§ WHAT IS REQUIRED: Look through the listing below for the string "Menschen". Show each line where it occurs.

§ DATA TO EXAMINE:
──────────

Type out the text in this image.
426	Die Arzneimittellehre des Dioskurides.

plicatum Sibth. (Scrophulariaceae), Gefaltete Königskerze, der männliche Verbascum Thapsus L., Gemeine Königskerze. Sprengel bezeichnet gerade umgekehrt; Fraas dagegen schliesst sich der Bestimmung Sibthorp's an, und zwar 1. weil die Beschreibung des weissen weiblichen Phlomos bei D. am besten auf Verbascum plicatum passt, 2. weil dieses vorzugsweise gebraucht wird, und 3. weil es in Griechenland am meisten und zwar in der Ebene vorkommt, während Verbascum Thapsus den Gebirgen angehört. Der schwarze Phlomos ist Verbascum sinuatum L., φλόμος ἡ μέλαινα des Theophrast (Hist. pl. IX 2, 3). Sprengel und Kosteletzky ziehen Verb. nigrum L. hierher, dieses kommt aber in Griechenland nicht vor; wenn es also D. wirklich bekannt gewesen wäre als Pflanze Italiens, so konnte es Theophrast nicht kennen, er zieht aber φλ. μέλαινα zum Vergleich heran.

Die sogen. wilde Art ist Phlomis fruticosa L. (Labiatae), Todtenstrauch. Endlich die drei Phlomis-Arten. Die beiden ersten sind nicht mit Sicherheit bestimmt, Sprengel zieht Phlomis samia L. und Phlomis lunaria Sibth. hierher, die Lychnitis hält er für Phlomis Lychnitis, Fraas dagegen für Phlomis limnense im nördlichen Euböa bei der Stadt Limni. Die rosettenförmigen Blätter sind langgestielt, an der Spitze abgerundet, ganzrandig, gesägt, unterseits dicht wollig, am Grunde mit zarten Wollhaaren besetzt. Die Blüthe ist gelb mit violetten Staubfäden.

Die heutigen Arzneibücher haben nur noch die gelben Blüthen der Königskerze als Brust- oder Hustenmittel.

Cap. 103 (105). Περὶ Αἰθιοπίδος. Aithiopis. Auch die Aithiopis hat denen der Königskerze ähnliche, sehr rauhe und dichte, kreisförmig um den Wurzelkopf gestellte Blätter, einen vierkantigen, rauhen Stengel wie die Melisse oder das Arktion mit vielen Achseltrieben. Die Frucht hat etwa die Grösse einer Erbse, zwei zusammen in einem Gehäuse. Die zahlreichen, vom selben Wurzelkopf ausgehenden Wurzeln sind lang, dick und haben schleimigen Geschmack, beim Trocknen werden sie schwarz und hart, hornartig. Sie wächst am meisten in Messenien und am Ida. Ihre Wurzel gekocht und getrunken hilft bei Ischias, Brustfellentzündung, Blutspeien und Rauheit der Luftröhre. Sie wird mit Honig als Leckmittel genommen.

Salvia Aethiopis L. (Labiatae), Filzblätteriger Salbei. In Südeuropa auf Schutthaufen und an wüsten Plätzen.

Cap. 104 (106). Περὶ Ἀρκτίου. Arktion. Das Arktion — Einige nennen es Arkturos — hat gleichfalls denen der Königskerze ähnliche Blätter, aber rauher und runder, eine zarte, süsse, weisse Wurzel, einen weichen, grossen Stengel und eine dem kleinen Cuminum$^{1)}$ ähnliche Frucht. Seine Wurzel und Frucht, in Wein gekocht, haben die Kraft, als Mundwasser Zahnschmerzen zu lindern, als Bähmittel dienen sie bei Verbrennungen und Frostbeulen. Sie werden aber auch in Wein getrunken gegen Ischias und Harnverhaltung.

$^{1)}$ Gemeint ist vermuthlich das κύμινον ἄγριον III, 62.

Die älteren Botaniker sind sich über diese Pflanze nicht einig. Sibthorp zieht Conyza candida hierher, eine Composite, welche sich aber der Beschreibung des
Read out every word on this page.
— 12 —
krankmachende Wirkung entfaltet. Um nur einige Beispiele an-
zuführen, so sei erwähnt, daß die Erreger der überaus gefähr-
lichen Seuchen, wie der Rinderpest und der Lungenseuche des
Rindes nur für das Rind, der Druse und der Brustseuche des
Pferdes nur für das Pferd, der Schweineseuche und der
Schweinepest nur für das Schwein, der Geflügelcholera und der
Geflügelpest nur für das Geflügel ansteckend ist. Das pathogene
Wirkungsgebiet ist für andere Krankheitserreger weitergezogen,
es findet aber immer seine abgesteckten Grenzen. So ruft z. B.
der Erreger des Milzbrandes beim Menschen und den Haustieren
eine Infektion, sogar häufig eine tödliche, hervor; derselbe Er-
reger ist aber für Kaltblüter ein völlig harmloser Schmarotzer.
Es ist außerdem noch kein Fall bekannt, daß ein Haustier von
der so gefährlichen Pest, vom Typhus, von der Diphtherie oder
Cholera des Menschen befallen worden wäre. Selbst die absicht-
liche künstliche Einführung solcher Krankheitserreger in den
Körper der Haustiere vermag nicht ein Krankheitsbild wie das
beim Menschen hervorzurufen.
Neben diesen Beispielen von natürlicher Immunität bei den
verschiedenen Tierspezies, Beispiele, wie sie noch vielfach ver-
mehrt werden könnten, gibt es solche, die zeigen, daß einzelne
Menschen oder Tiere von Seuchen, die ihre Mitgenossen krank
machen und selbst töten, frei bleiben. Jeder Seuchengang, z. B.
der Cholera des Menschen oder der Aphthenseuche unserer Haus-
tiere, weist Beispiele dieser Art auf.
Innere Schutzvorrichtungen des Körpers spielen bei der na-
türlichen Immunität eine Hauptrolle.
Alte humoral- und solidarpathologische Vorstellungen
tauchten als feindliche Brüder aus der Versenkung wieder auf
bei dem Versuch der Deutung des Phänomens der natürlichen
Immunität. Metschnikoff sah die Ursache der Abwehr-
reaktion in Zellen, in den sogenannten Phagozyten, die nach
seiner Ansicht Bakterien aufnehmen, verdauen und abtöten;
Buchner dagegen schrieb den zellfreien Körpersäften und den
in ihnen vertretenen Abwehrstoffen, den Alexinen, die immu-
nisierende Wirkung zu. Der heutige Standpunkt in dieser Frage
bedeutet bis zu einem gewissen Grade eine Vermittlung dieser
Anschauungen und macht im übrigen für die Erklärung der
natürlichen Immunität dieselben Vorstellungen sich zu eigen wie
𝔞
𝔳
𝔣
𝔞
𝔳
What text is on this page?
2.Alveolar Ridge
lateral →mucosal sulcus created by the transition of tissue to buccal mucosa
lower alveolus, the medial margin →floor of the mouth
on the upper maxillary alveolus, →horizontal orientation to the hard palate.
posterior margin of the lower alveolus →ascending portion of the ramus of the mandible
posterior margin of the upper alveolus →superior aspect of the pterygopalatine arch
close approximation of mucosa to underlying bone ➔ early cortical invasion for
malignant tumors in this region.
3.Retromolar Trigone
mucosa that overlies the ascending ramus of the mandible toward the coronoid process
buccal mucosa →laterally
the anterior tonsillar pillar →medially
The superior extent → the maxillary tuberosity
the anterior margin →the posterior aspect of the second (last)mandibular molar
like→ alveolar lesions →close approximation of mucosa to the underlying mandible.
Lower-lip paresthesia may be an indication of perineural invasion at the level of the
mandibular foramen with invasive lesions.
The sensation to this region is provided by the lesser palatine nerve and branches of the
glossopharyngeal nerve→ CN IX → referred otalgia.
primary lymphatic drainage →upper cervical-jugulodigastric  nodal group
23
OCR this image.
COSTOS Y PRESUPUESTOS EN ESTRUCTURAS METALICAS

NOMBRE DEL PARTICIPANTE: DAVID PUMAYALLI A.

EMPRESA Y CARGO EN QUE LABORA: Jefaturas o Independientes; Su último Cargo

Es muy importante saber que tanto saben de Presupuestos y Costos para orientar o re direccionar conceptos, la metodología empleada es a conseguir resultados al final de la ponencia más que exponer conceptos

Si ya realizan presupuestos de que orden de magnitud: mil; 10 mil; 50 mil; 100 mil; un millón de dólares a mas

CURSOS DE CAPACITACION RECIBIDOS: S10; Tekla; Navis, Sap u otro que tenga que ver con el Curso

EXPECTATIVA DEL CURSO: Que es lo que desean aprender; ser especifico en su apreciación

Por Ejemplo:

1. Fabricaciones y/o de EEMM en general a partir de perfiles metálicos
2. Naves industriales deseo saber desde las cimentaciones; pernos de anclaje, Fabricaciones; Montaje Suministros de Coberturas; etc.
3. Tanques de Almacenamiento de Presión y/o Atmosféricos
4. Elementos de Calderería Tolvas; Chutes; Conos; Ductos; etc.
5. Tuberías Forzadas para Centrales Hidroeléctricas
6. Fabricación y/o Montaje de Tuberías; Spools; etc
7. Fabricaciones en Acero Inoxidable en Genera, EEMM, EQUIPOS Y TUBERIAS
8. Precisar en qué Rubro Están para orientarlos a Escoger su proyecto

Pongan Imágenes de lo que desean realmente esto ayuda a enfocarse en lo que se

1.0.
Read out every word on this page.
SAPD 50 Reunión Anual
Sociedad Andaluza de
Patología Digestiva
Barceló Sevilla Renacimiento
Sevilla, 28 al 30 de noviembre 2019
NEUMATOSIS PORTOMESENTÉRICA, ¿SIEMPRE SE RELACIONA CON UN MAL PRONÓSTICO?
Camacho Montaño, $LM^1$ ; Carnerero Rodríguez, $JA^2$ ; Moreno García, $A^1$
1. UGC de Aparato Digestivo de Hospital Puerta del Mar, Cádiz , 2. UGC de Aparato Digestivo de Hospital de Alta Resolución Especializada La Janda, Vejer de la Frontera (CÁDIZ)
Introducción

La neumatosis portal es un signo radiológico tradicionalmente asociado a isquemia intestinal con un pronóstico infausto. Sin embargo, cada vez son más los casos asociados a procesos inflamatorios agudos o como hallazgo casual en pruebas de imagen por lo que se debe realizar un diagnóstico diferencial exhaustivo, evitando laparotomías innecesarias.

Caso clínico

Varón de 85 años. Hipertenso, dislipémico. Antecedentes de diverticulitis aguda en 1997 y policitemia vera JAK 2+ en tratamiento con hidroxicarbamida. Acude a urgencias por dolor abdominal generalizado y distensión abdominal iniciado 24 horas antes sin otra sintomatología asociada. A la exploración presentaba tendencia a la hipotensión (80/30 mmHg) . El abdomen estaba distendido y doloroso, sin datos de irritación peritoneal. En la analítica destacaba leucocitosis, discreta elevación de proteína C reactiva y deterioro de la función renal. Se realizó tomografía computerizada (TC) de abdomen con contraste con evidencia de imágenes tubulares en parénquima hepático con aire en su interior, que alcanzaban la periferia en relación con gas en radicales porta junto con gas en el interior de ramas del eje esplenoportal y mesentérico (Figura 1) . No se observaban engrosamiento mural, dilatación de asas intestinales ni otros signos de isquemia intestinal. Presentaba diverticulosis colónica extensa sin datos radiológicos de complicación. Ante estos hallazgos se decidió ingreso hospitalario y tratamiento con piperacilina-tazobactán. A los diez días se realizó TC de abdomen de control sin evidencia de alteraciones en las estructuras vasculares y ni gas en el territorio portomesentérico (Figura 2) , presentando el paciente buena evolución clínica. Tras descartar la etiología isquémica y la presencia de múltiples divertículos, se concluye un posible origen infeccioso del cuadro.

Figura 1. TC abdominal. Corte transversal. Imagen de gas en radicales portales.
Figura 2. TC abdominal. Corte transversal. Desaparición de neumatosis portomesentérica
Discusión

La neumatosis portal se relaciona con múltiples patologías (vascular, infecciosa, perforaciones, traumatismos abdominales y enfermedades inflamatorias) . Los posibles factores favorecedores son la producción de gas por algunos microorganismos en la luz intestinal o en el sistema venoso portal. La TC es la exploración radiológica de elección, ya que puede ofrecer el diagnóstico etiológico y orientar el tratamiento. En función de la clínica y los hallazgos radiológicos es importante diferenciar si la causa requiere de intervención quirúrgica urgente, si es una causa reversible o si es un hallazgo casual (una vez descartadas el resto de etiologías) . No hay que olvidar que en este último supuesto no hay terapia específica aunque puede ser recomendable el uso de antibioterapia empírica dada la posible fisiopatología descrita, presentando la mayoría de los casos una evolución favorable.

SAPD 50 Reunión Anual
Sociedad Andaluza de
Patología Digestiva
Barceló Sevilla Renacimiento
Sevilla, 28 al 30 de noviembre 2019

──────────

§ ANSWER TO THIS PROBLEM:
der Erreger des Milzbrandes beim Menschen und den Haustieren
Cholera des Menschen befallen worden wäre. Selbst die absicht-
beim Menschen hervorzurufen.
Menschen oder Tiere von Seuchen, die ihre Mitgenossen krank
der Cholera des Menschen oder der Aphthenseuche unserer Haus-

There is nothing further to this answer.